> [Challenge]: Pick every line from the data that holds the word "Argo".

> [Data to process]:
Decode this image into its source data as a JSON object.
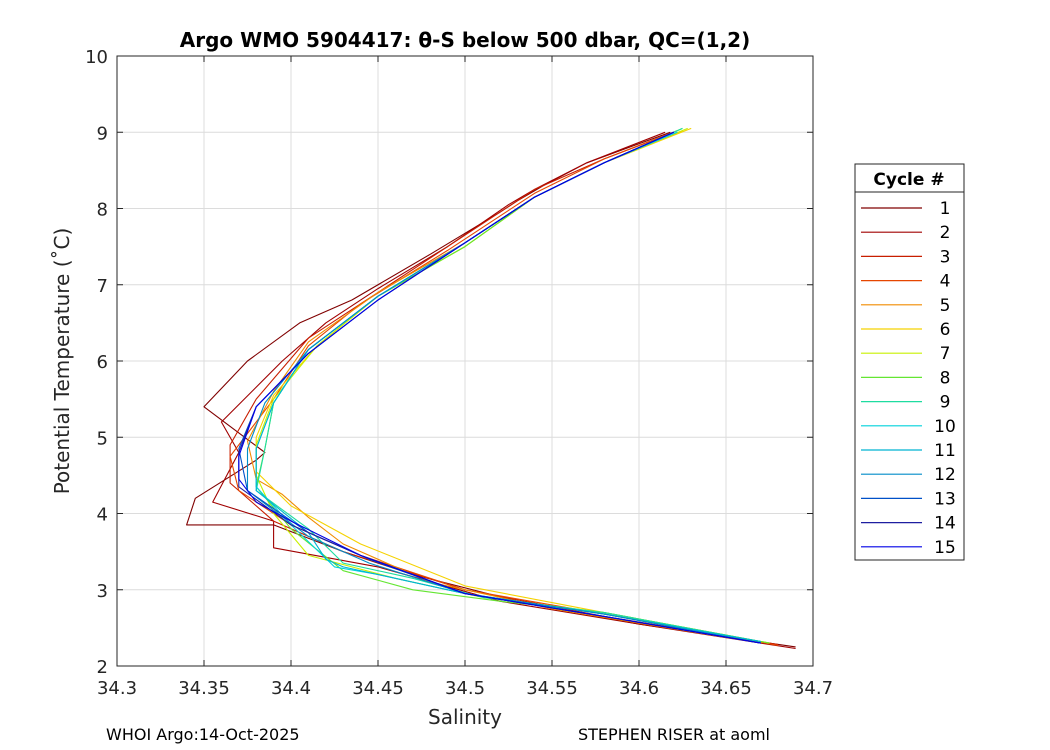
{
  "chart_data": {
    "type": "line",
    "title": "Argo WMO 5904417: θ-S below 500 dbar,  QC=(1,2)",
    "xlabel": "Salinity",
    "ylabel": "Potential Temperature (˚C)",
    "xlim": [
      34.3,
      34.7
    ],
    "ylim": [
      2,
      10
    ],
    "xticks": [
      "34.3",
      "34.35",
      "34.4",
      "34.45",
      "34.5",
      "34.55",
      "34.6",
      "34.65",
      "34.7"
    ],
    "yticks": [
      "2",
      "3",
      "4",
      "5",
      "6",
      "7",
      "8",
      "9",
      "10"
    ],
    "grid": true,
    "legend": {
      "title": "Cycle #",
      "position": "right",
      "entries": [
        "1",
        "2",
        "3",
        "4",
        "5",
        "6",
        "7",
        "8",
        "9",
        "10",
        "11",
        "12",
        "13",
        "14",
        "15"
      ],
      "colors": [
        "#800000",
        "#a00000",
        "#c81e00",
        "#e64600",
        "#f08c00",
        "#f5d200",
        "#c8f000",
        "#64e632",
        "#1edca0",
        "#00d2dc",
        "#00b4d2",
        "#008cc8",
        "#0050c8",
        "#1e1ea0",
        "#0000e6"
      ]
    },
    "series": [
      {
        "name": "1",
        "points": [
          [
            34.618,
            9.0
          ],
          [
            34.57,
            8.6
          ],
          [
            34.545,
            8.3
          ],
          [
            34.53,
            8.1
          ],
          [
            34.52,
            7.95
          ],
          [
            34.48,
            7.4
          ],
          [
            34.435,
            6.8
          ],
          [
            34.405,
            6.5
          ],
          [
            34.375,
            6.0
          ],
          [
            34.35,
            5.4
          ],
          [
            34.385,
            4.8
          ],
          [
            34.38,
            4.7
          ],
          [
            34.345,
            4.2
          ],
          [
            34.34,
            3.85
          ],
          [
            34.39,
            3.85
          ],
          [
            34.43,
            3.5
          ],
          [
            34.47,
            3.2
          ],
          [
            34.53,
            2.85
          ],
          [
            34.6,
            2.55
          ],
          [
            34.69,
            2.25
          ]
        ]
      },
      {
        "name": "2",
        "points": [
          [
            34.615,
            9.0
          ],
          [
            34.57,
            8.6
          ],
          [
            34.54,
            8.25
          ],
          [
            34.525,
            8.05
          ],
          [
            34.49,
            7.5
          ],
          [
            34.45,
            6.95
          ],
          [
            34.42,
            6.5
          ],
          [
            34.395,
            6.0
          ],
          [
            34.36,
            5.2
          ],
          [
            34.37,
            4.8
          ],
          [
            34.355,
            4.15
          ],
          [
            34.39,
            3.9
          ],
          [
            34.39,
            3.55
          ],
          [
            34.45,
            3.3
          ],
          [
            34.52,
            2.85
          ],
          [
            34.6,
            2.55
          ],
          [
            34.69,
            2.23
          ]
        ]
      },
      {
        "name": "3",
        "points": [
          [
            34.62,
            9.0
          ],
          [
            34.58,
            8.65
          ],
          [
            34.54,
            8.25
          ],
          [
            34.49,
            7.5
          ],
          [
            34.45,
            6.9
          ],
          [
            34.41,
            6.3
          ],
          [
            34.38,
            5.5
          ],
          [
            34.365,
            4.9
          ],
          [
            34.365,
            4.4
          ],
          [
            34.39,
            3.9
          ],
          [
            34.43,
            3.5
          ],
          [
            34.5,
            3.0
          ],
          [
            34.58,
            2.65
          ],
          [
            34.68,
            2.28
          ]
        ]
      },
      {
        "name": "4",
        "points": [
          [
            34.622,
            9.02
          ],
          [
            34.58,
            8.65
          ],
          [
            34.54,
            8.2
          ],
          [
            34.49,
            7.45
          ],
          [
            34.44,
            6.75
          ],
          [
            34.41,
            6.2
          ],
          [
            34.39,
            5.5
          ],
          [
            34.365,
            4.75
          ],
          [
            34.37,
            4.3
          ],
          [
            34.4,
            3.85
          ],
          [
            34.44,
            3.45
          ],
          [
            34.5,
            3.0
          ],
          [
            34.58,
            2.68
          ],
          [
            34.68,
            2.27
          ]
        ]
      },
      {
        "name": "5",
        "points": [
          [
            34.625,
            9.02
          ],
          [
            34.58,
            8.6
          ],
          [
            34.54,
            8.15
          ],
          [
            34.5,
            7.55
          ],
          [
            34.45,
            6.9
          ],
          [
            34.41,
            6.25
          ],
          [
            34.39,
            5.6
          ],
          [
            34.375,
            4.95
          ],
          [
            34.38,
            4.45
          ],
          [
            34.395,
            4.25
          ],
          [
            34.41,
            3.95
          ],
          [
            34.43,
            3.6
          ],
          [
            34.48,
            3.1
          ],
          [
            34.55,
            2.75
          ],
          [
            34.67,
            2.3
          ]
        ]
      },
      {
        "name": "6",
        "points": [
          [
            34.63,
            9.05
          ],
          [
            34.58,
            8.6
          ],
          [
            34.54,
            8.15
          ],
          [
            34.5,
            7.5
          ],
          [
            34.45,
            6.85
          ],
          [
            34.415,
            6.2
          ],
          [
            34.39,
            5.55
          ],
          [
            34.38,
            5.0
          ],
          [
            34.38,
            4.55
          ],
          [
            34.4,
            4.1
          ],
          [
            34.44,
            3.6
          ],
          [
            34.5,
            3.05
          ],
          [
            34.58,
            2.7
          ],
          [
            34.675,
            2.3
          ]
        ]
      },
      {
        "name": "7",
        "points": [
          [
            34.628,
            9.05
          ],
          [
            34.58,
            8.6
          ],
          [
            34.54,
            8.15
          ],
          [
            34.5,
            7.5
          ],
          [
            34.45,
            6.85
          ],
          [
            34.415,
            6.2
          ],
          [
            34.39,
            5.5
          ],
          [
            34.38,
            4.9
          ],
          [
            34.38,
            4.5
          ],
          [
            34.39,
            4.0
          ],
          [
            34.41,
            3.45
          ],
          [
            34.46,
            3.15
          ],
          [
            34.51,
            2.9
          ],
          [
            34.58,
            2.7
          ],
          [
            34.675,
            2.3
          ]
        ]
      },
      {
        "name": "8",
        "points": [
          [
            34.625,
            9.05
          ],
          [
            34.58,
            8.6
          ],
          [
            34.54,
            8.15
          ],
          [
            34.5,
            7.5
          ],
          [
            34.45,
            6.85
          ],
          [
            34.41,
            6.15
          ],
          [
            34.39,
            5.45
          ],
          [
            34.385,
            4.85
          ],
          [
            34.38,
            4.35
          ],
          [
            34.4,
            3.8
          ],
          [
            34.43,
            3.25
          ],
          [
            34.47,
            3.0
          ],
          [
            34.52,
            2.85
          ],
          [
            34.58,
            2.7
          ],
          [
            34.675,
            2.3
          ]
        ]
      },
      {
        "name": "9",
        "points": [
          [
            34.625,
            9.05
          ],
          [
            34.58,
            8.6
          ],
          [
            34.54,
            8.15
          ],
          [
            34.5,
            7.55
          ],
          [
            34.45,
            6.85
          ],
          [
            34.41,
            6.15
          ],
          [
            34.39,
            5.45
          ],
          [
            34.385,
            4.85
          ],
          [
            34.38,
            4.3
          ],
          [
            34.41,
            3.8
          ],
          [
            34.43,
            3.35
          ],
          [
            34.47,
            3.15
          ],
          [
            34.51,
            2.9
          ],
          [
            34.58,
            2.7
          ],
          [
            34.67,
            2.32
          ]
        ]
      },
      {
        "name": "10",
        "points": [
          [
            34.622,
            9.0
          ],
          [
            34.58,
            8.6
          ],
          [
            34.54,
            8.15
          ],
          [
            34.5,
            7.55
          ],
          [
            34.45,
            6.85
          ],
          [
            34.41,
            6.15
          ],
          [
            34.39,
            5.45
          ],
          [
            34.38,
            4.85
          ],
          [
            34.38,
            4.35
          ],
          [
            34.4,
            3.85
          ],
          [
            34.425,
            3.3
          ],
          [
            34.45,
            3.2
          ],
          [
            34.5,
            2.95
          ],
          [
            34.58,
            2.68
          ],
          [
            34.67,
            2.32
          ]
        ]
      },
      {
        "name": "11",
        "points": [
          [
            34.62,
            9.0
          ],
          [
            34.58,
            8.6
          ],
          [
            34.54,
            8.15
          ],
          [
            34.5,
            7.55
          ],
          [
            34.45,
            6.85
          ],
          [
            34.41,
            6.15
          ],
          [
            34.39,
            5.45
          ],
          [
            34.38,
            4.85
          ],
          [
            34.38,
            4.3
          ],
          [
            34.41,
            3.75
          ],
          [
            34.42,
            3.4
          ],
          [
            34.43,
            3.3
          ],
          [
            34.5,
            2.95
          ],
          [
            34.58,
            2.68
          ],
          [
            34.67,
            2.32
          ]
        ]
      },
      {
        "name": "12",
        "points": [
          [
            34.62,
            9.0
          ],
          [
            34.58,
            8.6
          ],
          [
            34.54,
            8.15
          ],
          [
            34.5,
            7.55
          ],
          [
            34.45,
            6.85
          ],
          [
            34.41,
            6.15
          ],
          [
            34.385,
            5.45
          ],
          [
            34.375,
            4.85
          ],
          [
            34.375,
            4.3
          ],
          [
            34.41,
            3.7
          ],
          [
            34.445,
            3.35
          ],
          [
            34.5,
            2.95
          ],
          [
            34.58,
            2.68
          ],
          [
            34.67,
            2.3
          ]
        ]
      },
      {
        "name": "13",
        "points": [
          [
            34.62,
            9.0
          ],
          [
            34.58,
            8.6
          ],
          [
            34.54,
            8.15
          ],
          [
            34.5,
            7.55
          ],
          [
            34.45,
            6.8
          ],
          [
            34.41,
            6.1
          ],
          [
            34.38,
            5.4
          ],
          [
            34.37,
            4.85
          ],
          [
            34.375,
            4.3
          ],
          [
            34.41,
            3.75
          ],
          [
            34.445,
            3.4
          ],
          [
            34.5,
            2.95
          ],
          [
            34.58,
            2.65
          ],
          [
            34.67,
            2.3
          ]
        ]
      },
      {
        "name": "14",
        "points": [
          [
            34.62,
            9.0
          ],
          [
            34.58,
            8.6
          ],
          [
            34.54,
            8.15
          ],
          [
            34.5,
            7.55
          ],
          [
            34.45,
            6.8
          ],
          [
            34.41,
            6.1
          ],
          [
            34.38,
            5.4
          ],
          [
            34.37,
            4.8
          ],
          [
            34.37,
            4.35
          ],
          [
            34.4,
            3.85
          ],
          [
            34.44,
            3.45
          ],
          [
            34.5,
            2.95
          ],
          [
            34.58,
            2.65
          ],
          [
            34.67,
            2.3
          ]
        ]
      },
      {
        "name": "15",
        "points": [
          [
            34.62,
            9.0
          ],
          [
            34.58,
            8.6
          ],
          [
            34.54,
            8.15
          ],
          [
            34.5,
            7.55
          ],
          [
            34.45,
            6.8
          ],
          [
            34.41,
            6.1
          ],
          [
            34.38,
            5.4
          ],
          [
            34.37,
            4.75
          ],
          [
            34.37,
            4.45
          ],
          [
            34.38,
            4.15
          ],
          [
            34.4,
            3.9
          ],
          [
            34.44,
            3.45
          ],
          [
            34.5,
            2.95
          ],
          [
            34.58,
            2.65
          ],
          [
            34.67,
            2.3
          ]
        ]
      }
    ]
  },
  "footer": {
    "left": "WHOI Argo:14-Oct-2025",
    "right": "STEPHEN RISER at aoml"
  }
}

> [Task response]:
    "title": "Argo WMO 5904417: θ-S below 500 dbar,  QC=(1,2)",
    "left": "WHOI Argo:14-Oct-2025",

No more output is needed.